--- Work required ---
Repeat the data that follows, word for word, without the images.

--- Extracted data ---
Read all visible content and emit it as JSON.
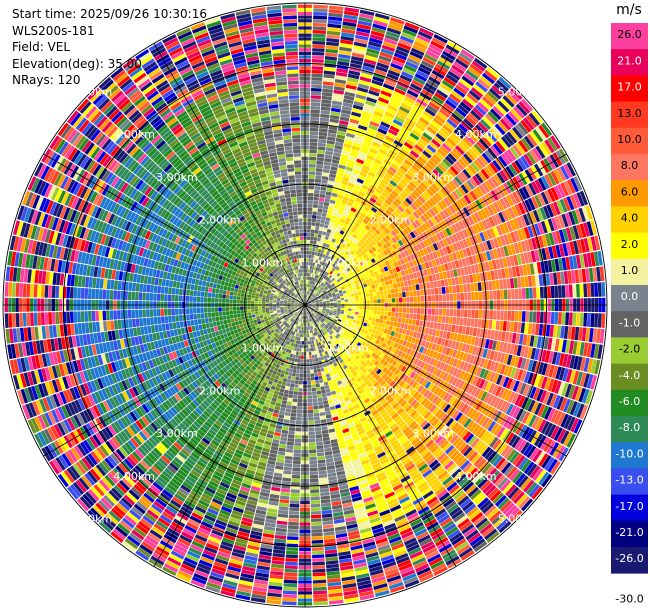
{
  "header": {
    "start_time": "Start time: 2025/09/26 10:30:16",
    "site": "WLS200s-181",
    "field": "Field: VEL",
    "elevation": "Elevation(deg): 35.00",
    "nrays": "NRays: 120"
  },
  "chart_data": {
    "type": "heatmap",
    "projection": "polar-ppi",
    "field": "VEL",
    "elevation_deg": 35.0,
    "n_rays": 120,
    "range_rings_km": [
      1,
      2,
      3,
      4,
      5
    ],
    "ring_labels": [
      "1.00km",
      "2.00km",
      "3.00km",
      "4.00km",
      "5.00km"
    ],
    "max_range_km": 5.0,
    "pattern": {
      "west": "negative velocities, about -8 to -12 m/s (green to blue)",
      "east": "positive velocities, about 4 to 10 m/s (yellow to orange)",
      "near_center": "near 0 m/s (gray)",
      "far_range": "noisy random values"
    },
    "colorbar": {
      "unit": "m/s",
      "bins": [
        {
          "label": "26.0",
          "color": "#ff3fa0"
        },
        {
          "label": "21.0",
          "color": "#e8005a"
        },
        {
          "label": "17.0",
          "color": "#ff0000"
        },
        {
          "label": "13.0",
          "color": "#ff3a20"
        },
        {
          "label": "10.0",
          "color": "#ff5a3a"
        },
        {
          "label": "8.0",
          "color": "#ff7660"
        },
        {
          "label": "6.0",
          "color": "#ff9a00"
        },
        {
          "label": "4.0",
          "color": "#ffd200"
        },
        {
          "label": "2.0",
          "color": "#ffff00"
        },
        {
          "label": "1.0",
          "color": "#f2f2a0"
        },
        {
          "label": "0.0",
          "color": "#7a828e"
        },
        {
          "label": "-1.0",
          "color": "#636363"
        },
        {
          "label": "-2.0",
          "color": "#9acd32"
        },
        {
          "label": "-4.0",
          "color": "#6b8e23"
        },
        {
          "label": "-6.0",
          "color": "#228b22"
        },
        {
          "label": "-8.0",
          "color": "#2e8b57"
        },
        {
          "label": "-10.0",
          "color": "#1e78d0"
        },
        {
          "label": "-13.0",
          "color": "#3a4ef0"
        },
        {
          "label": "-17.0",
          "color": "#0000dd"
        },
        {
          "label": "-21.0",
          "color": "#000080"
        },
        {
          "label": "-26.0",
          "color": "#191970"
        },
        {
          "label": "-30.0",
          "color": ""
        }
      ]
    }
  }
}
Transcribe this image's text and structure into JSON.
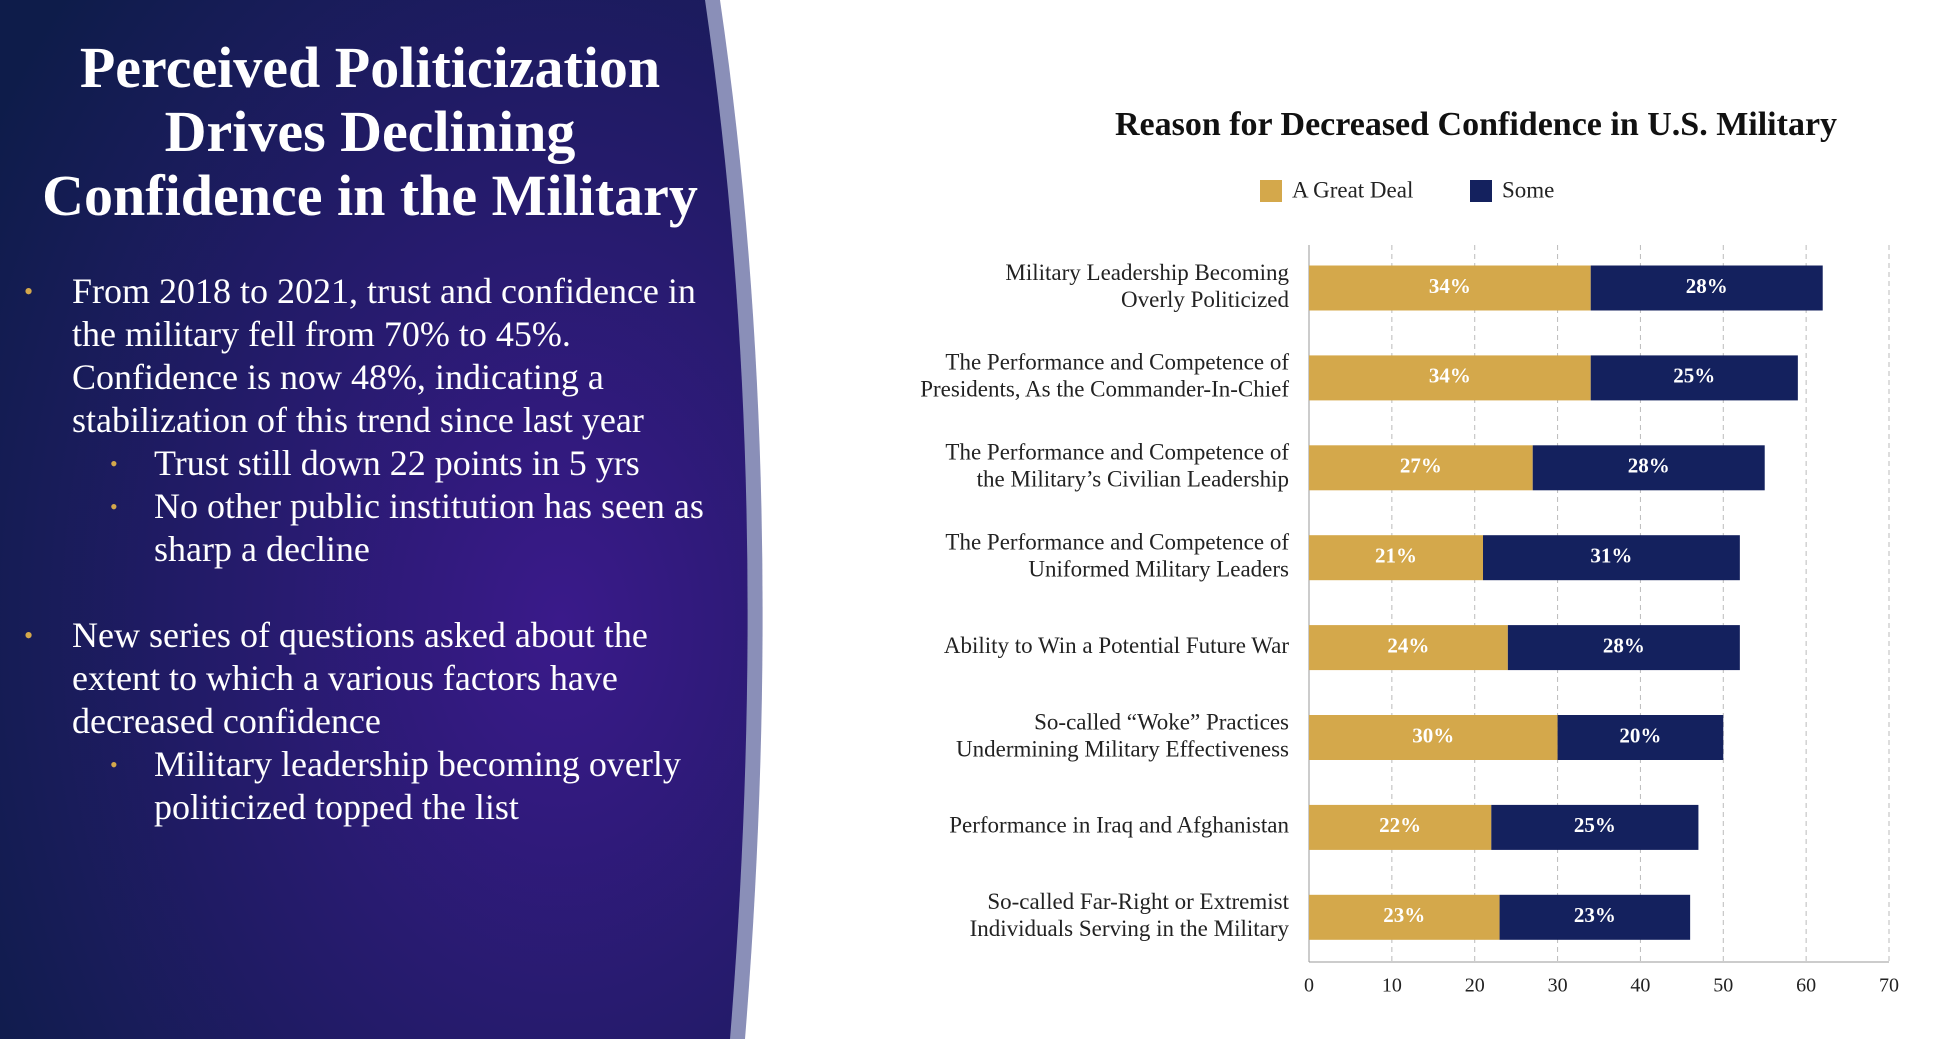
{
  "slide": {
    "title": [
      "Perceived Politicization",
      "Drives Declining",
      "Confidence in the Military"
    ],
    "bullets": [
      {
        "text": "From 2018 to 2021, trust and confidence in the military fell from 70% to 45%. Confidence is now 48%, indicating a stabilization of this trend since last year",
        "sub": [
          "Trust still down 22 points in 5 yrs",
          "No other public institution has seen as sharp a decline"
        ]
      },
      {
        "text": "New series of questions asked about the extent to which a various factors have decreased confidence",
        "sub": [
          "Military leadership becoming overly politicized topped the list"
        ]
      }
    ]
  },
  "chart_data": {
    "type": "bar",
    "orientation": "horizontal",
    "stacked": true,
    "title": "Reason for Decreased Confidence in U.S. Military",
    "categories": [
      [
        "Military Leadership Becoming",
        "Overly Politicized"
      ],
      [
        "The Performance and Competence of",
        "Presidents, As the Commander-In-Chief"
      ],
      [
        "The Performance and Competence of",
        "the Military’s Civilian Leadership"
      ],
      [
        "The Performance and Competence of",
        "Uniformed Military Leaders"
      ],
      [
        "Ability to Win a Potential Future War"
      ],
      [
        "So-called “Woke” Practices",
        "Undermining Military Effectiveness"
      ],
      [
        "Performance in Iraq and Afghanistan"
      ],
      [
        "So-called Far-Right or Extremist",
        "Individuals Serving in the Military"
      ]
    ],
    "series": [
      {
        "name": "A Great Deal",
        "color": "#d4a84b",
        "values": [
          34,
          34,
          27,
          21,
          24,
          30,
          22,
          23
        ],
        "value_labels": [
          "34%",
          "34%",
          "27%",
          "21%",
          "24%",
          "30%",
          "22%",
          "23%"
        ]
      },
      {
        "name": "Some",
        "color": "#14215e",
        "values": [
          28,
          25,
          28,
          31,
          28,
          20,
          25,
          23
        ],
        "value_labels": [
          "28%",
          "25%",
          "28%",
          "31%",
          "28%",
          "20%",
          "25%",
          "23%"
        ]
      }
    ],
    "xlim": [
      0,
      70
    ],
    "xticks": [
      0,
      10,
      20,
      30,
      40,
      50,
      60,
      70
    ],
    "grid": true,
    "legend": "top"
  }
}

--- Solved problem ---
Read all visible content and emit it as JSON.
{
  "header": {
    "start_time": "Start time: 2025/09/26 10:30:16",
    "site": "WLS200s-181",
    "field": "Field: VEL",
    "elevation": "Elevation(deg): 35.00",
    "nrays": "NRays: 120"
  },
  "chart_data": {
    "type": "heatmap",
    "projection": "polar-ppi",
    "field": "VEL",
    "elevation_deg": 35.0,
    "n_rays": 120,
    "range_rings_km": [
      1,
      2,
      3,
      4,
      5
    ],
    "ring_labels": [
      "1.00km",
      "2.00km",
      "3.00km",
      "4.00km",
      "5.00km"
    ],
    "max_range_km": 5.0,
    "pattern": {
      "west": "negative velocities, about -8 to -12 m/s (green to blue)",
      "east": "positive velocities, about 4 to 10 m/s (yellow to orange)",
      "near_center": "near 0 m/s (gray)",
      "far_range": "noisy random values"
    },
    "colorbar": {
      "unit": "m/s",
      "bins": [
        {
          "label": "26.0",
          "color": "#ff3fa0"
        },
        {
          "label": "21.0",
          "color": "#e8005a"
        },
        {
          "label": "17.0",
          "color": "#ff0000"
        },
        {
          "label": "13.0",
          "color": "#ff3a20"
        },
        {
          "label": "10.0",
          "color": "#ff5a3a"
        },
        {
          "label": "8.0",
          "color": "#ff7660"
        },
        {
          "label": "6.0",
          "color": "#ff9a00"
        },
        {
          "label": "4.0",
          "color": "#ffd200"
        },
        {
          "label": "2.0",
          "color": "#ffff00"
        },
        {
          "label": "1.0",
          "color": "#f2f2a0"
        },
        {
          "label": "0.0",
          "color": "#7a828e"
        },
        {
          "label": "-1.0",
          "color": "#636363"
        },
        {
          "label": "-2.0",
          "color": "#9acd32"
        },
        {
          "label": "-4.0",
          "color": "#6b8e23"
        },
        {
          "label": "-6.0",
          "color": "#228b22"
        },
        {
          "label": "-8.0",
          "color": "#2e8b57"
        },
        {
          "label": "-10.0",
          "color": "#1e78d0"
        },
        {
          "label": "-13.0",
          "color": "#3a4ef0"
        },
        {
          "label": "-17.0",
          "color": "#0000dd"
        },
        {
          "label": "-21.0",
          "color": "#000080"
        },
        {
          "label": "-26.0",
          "color": "#191970"
        },
        {
          "label": "-30.0",
          "color": ""
        }
      ]
    }
  }
}
Transcribe this image's text and structure into JSON.
{
  "slide": {
    "title": [
      "Perceived Politicization",
      "Drives Declining",
      "Confidence in the Military"
    ],
    "bullets": [
      {
        "text": "From 2018 to 2021, trust and confidence in the military fell from 70% to 45%. Confidence is now 48%, indicating a stabilization of this trend since last year",
        "sub": [
          "Trust still down 22 points in 5 yrs",
          "No other public institution has seen as sharp a decline"
        ]
      },
      {
        "text": "New series of questions asked about the extent to which a various factors have decreased confidence",
        "sub": [
          "Military leadership becoming overly politicized topped the list"
        ]
      }
    ]
  },
  "chart_data": {
    "type": "bar",
    "orientation": "horizontal",
    "stacked": true,
    "title": "Reason for Decreased Confidence in U.S. Military",
    "categories": [
      [
        "Military Leadership Becoming",
        "Overly Politicized"
      ],
      [
        "The Performance and Competence of",
        "Presidents, As the Commander-In-Chief"
      ],
      [
        "The Performance and Competence of",
        "the Military’s Civilian Leadership"
      ],
      [
        "The Performance and Competence of",
        "Uniformed Military Leaders"
      ],
      [
        "Ability to Win a Potential Future War"
      ],
      [
        "So-called “Woke” Practices",
        "Undermining Military Effectiveness"
      ],
      [
        "Performance in Iraq and Afghanistan"
      ],
      [
        "So-called Far-Right or Extremist",
        "Individuals Serving in the Military"
      ]
    ],
    "series": [
      {
        "name": "A Great Deal",
        "color": "#d4a84b",
        "values": [
          34,
          34,
          27,
          21,
          24,
          30,
          22,
          23
        ],
        "value_labels": [
          "34%",
          "34%",
          "27%",
          "21%",
          "24%",
          "30%",
          "22%",
          "23%"
        ]
      },
      {
        "name": "Some",
        "color": "#14215e",
        "values": [
          28,
          25,
          28,
          31,
          28,
          20,
          25,
          23
        ],
        "value_labels": [
          "28%",
          "25%",
          "28%",
          "31%",
          "28%",
          "20%",
          "25%",
          "23%"
        ]
      }
    ],
    "xlim": [
      0,
      70
    ],
    "xticks": [
      0,
      10,
      20,
      30,
      40,
      50,
      60,
      70
    ],
    "grid": true,
    "legend": "top"
  }
}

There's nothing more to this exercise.